-- Start of Supplied records --
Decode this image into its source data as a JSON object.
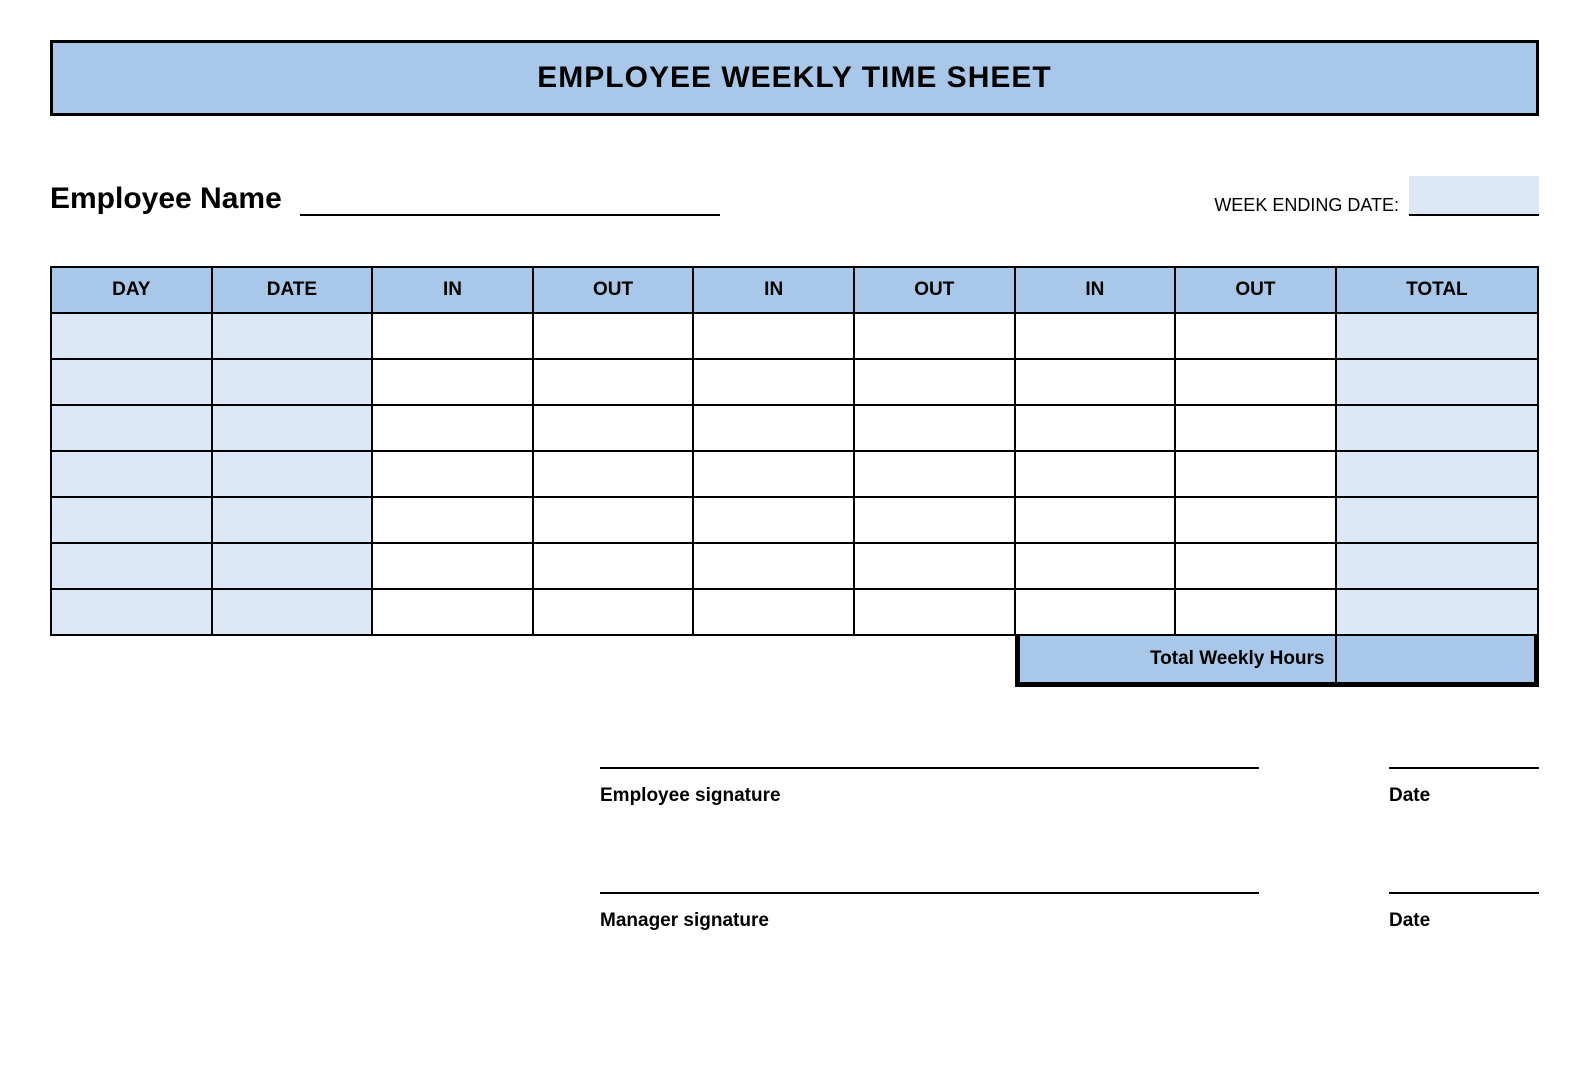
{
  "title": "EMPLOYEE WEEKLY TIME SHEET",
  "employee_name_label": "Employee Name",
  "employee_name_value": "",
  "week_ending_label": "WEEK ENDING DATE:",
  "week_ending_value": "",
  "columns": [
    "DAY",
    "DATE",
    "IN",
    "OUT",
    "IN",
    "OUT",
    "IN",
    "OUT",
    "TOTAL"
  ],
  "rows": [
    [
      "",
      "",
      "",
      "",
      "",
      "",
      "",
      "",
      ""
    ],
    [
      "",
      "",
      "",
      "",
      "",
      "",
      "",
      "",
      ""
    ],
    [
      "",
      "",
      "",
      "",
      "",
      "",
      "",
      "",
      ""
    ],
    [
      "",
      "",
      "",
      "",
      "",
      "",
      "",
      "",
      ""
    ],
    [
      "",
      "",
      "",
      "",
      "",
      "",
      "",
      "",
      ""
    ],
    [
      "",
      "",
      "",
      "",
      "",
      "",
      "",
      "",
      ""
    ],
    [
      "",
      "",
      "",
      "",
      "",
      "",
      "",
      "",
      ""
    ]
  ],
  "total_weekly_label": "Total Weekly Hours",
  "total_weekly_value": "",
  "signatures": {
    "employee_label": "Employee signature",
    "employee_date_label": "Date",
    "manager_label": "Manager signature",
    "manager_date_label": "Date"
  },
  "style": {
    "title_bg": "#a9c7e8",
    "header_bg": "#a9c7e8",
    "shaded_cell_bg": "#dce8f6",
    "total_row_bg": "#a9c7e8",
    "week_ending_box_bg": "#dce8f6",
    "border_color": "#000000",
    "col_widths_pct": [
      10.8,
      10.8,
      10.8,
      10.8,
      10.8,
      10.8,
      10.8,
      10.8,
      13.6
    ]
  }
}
-- End of Supplied records --
-- Start of Supplied records --
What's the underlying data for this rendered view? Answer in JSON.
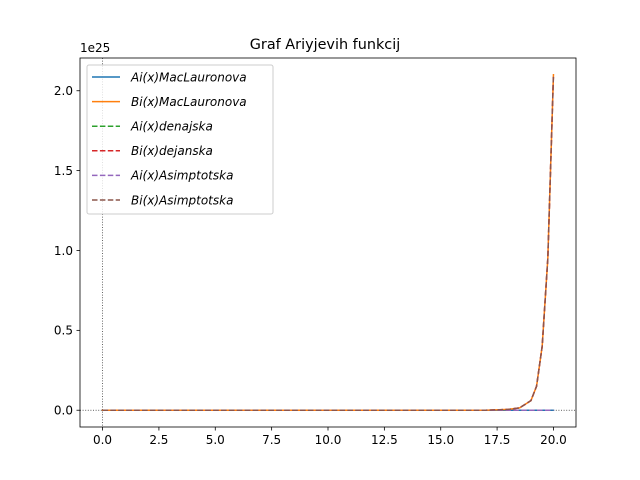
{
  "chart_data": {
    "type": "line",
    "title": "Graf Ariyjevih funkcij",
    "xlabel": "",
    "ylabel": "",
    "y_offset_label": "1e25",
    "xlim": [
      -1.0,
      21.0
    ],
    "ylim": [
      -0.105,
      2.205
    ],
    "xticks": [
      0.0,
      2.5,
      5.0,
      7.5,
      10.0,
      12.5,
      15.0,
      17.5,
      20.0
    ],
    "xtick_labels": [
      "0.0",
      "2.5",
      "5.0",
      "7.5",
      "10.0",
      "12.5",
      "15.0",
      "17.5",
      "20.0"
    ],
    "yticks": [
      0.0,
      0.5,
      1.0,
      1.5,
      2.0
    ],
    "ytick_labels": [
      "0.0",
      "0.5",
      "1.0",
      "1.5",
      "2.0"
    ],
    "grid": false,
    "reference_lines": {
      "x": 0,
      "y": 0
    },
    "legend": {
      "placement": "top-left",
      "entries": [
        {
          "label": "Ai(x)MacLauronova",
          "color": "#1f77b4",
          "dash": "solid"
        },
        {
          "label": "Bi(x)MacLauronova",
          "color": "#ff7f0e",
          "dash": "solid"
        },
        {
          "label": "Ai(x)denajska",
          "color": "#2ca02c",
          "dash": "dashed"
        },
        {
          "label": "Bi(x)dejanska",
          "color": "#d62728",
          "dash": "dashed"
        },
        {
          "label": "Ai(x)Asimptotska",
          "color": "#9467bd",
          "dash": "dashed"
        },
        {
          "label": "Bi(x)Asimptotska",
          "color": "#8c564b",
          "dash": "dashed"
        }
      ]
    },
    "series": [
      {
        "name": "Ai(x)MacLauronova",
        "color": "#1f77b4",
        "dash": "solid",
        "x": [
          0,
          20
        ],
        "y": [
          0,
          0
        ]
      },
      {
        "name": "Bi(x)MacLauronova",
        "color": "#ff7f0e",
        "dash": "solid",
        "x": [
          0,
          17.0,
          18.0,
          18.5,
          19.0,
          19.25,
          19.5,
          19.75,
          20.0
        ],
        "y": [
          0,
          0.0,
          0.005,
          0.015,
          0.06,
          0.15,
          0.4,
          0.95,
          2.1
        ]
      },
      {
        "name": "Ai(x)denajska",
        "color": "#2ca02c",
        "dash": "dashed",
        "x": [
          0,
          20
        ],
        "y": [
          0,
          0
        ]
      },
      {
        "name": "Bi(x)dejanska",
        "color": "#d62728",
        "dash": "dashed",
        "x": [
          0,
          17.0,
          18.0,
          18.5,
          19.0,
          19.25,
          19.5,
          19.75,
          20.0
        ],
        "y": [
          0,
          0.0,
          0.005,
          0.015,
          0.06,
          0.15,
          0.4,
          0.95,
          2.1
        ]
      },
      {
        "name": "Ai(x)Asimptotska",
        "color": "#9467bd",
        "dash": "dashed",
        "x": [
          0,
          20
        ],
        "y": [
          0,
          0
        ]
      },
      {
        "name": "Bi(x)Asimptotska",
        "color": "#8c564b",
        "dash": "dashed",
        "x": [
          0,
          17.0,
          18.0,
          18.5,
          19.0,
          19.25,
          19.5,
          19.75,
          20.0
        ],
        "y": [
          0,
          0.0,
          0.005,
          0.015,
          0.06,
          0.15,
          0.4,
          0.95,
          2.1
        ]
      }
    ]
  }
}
-- End of Supplied records --
▸ **Given request**: Go through the records and copy each line with "denajska" in it.

▸ **Completed exercise**:
          "label": "Ai(x)denajska",
        "name": "Ai(x)denajska",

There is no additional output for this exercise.